─── Material for this exercise
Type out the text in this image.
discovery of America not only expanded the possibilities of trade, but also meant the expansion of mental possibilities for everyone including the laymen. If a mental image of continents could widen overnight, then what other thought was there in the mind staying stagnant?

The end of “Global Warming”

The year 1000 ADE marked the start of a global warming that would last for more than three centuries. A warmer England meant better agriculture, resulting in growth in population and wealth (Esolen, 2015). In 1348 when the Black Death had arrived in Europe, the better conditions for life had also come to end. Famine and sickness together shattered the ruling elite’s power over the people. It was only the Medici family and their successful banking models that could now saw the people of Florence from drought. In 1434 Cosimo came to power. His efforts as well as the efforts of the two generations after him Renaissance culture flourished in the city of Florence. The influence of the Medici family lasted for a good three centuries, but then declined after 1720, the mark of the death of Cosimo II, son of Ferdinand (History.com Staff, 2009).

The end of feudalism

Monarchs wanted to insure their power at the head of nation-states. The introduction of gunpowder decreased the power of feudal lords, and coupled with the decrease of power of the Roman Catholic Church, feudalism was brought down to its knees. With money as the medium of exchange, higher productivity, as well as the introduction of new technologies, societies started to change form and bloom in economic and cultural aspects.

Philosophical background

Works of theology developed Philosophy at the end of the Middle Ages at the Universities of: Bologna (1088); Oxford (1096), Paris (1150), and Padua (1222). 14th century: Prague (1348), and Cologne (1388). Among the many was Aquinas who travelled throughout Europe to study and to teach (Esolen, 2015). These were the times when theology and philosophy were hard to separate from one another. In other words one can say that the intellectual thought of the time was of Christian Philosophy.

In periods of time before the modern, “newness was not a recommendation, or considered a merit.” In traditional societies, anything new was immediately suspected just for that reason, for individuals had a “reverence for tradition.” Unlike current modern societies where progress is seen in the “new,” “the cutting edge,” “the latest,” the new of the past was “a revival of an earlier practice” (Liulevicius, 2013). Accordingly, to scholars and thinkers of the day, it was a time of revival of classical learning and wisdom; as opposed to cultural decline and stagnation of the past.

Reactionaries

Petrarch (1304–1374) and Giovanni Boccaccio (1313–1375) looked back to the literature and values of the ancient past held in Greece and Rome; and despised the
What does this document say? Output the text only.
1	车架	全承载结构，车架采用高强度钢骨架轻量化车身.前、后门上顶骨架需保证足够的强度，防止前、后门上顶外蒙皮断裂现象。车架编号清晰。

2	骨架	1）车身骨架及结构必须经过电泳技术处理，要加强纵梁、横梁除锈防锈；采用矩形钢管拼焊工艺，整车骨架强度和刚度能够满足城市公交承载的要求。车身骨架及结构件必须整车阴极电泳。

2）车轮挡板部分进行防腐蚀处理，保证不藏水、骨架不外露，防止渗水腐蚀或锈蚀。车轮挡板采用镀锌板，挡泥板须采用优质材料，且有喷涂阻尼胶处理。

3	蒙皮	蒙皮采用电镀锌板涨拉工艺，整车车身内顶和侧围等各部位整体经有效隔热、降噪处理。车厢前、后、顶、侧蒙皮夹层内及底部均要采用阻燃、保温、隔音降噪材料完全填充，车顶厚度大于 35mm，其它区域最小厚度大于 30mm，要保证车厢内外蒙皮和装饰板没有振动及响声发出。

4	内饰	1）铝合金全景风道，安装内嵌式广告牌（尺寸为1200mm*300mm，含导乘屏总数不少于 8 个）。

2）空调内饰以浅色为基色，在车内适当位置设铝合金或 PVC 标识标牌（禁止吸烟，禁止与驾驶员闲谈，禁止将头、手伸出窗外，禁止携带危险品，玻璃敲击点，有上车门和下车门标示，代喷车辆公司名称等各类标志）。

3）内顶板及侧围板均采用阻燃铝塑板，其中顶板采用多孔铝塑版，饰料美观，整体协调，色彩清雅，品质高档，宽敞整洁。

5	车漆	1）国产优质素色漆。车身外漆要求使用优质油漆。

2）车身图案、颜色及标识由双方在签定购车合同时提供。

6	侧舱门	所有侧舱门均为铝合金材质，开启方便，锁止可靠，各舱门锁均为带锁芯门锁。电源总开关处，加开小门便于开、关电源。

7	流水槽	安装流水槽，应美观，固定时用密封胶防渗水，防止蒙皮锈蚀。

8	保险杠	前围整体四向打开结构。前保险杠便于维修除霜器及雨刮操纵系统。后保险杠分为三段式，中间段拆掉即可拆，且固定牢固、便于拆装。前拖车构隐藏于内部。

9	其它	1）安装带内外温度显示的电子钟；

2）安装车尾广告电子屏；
──────
# [Problem details]
Exactly and exclusively, repeat the lines from the line that contains "What does this" through the end of the records, both ends included.

# [Output]
What does this document say? Output the text only.
1	车架	全承载结构，车架采用高强度钢骨架轻量化车身.前、后门上顶骨架需保证足够的强度，防止前、后门上顶外蒙皮断裂现象。车架编号清晰。

2	骨架	1）车身骨架及结构必须经过电泳技术处理，要加强纵梁、横梁除锈防锈；采用矩形钢管拼焊工艺，整车骨架强度和刚度能够满足城市公交承载的要求。车身骨架及结构件必须整车阴极电泳。

2）车轮挡板部分进行防腐蚀处理，保证不藏水、骨架不外露，防止渗水腐蚀或锈蚀。车轮挡板采用镀锌板，挡泥板须采用优质材料，且有喷涂阻尼胶处理。

3	蒙皮	蒙皮采用电镀锌板涨拉工艺，整车车身内顶和侧围等各部位整体经有效隔热、降噪处理。车厢前、后、顶、侧蒙皮夹层内及底部均要采用阻燃、保温、隔音降噪材料完全填充，车顶厚度大于 35mm，其它区域最小厚度大于 30mm，要保证车厢内外蒙皮和装饰板没有振动及响声发出。

4	内饰	1）铝合金全景风道，安装内嵌式广告牌（尺寸为1200mm*300mm，含导乘屏总数不少于 8 个）。

2）空调内饰以浅色为基色，在车内适当位置设铝合金或 PVC 标识标牌（禁止吸烟，禁止与驾驶员闲谈，禁止将头、手伸出窗外，禁止携带危险品，玻璃敲击点，有上车门和下车门标示，代喷车辆公司名称等各类标志）。

3）内顶板及侧围板均采用阻燃铝塑板，其中顶板采用多孔铝塑版，饰料美观，整体协调，色彩清雅，品质高档，宽敞整洁。

5	车漆	1）国产优质素色漆。车身外漆要求使用优质油漆。

2）车身图案、颜色及标识由双方在签定购车合同时提供。

6	侧舱门	所有侧舱门均为铝合金材质，开启方便，锁止可靠，各舱门锁均为带锁芯门锁。电源总开关处，加开小门便于开、关电源。

7	流水槽	安装流水槽，应美观，固定时用密封胶防渗水，防止蒙皮锈蚀。

8	保险杠	前围整体四向打开结构。前保险杠便于维修除霜器及雨刮操纵系统。后保险杠分为三段式，中间段拆掉即可拆，且固定牢固、便于拆装。前拖车构隐藏于内部。

9	其它	1）安装带内外温度显示的电子钟；

2）安装车尾广告电子屏；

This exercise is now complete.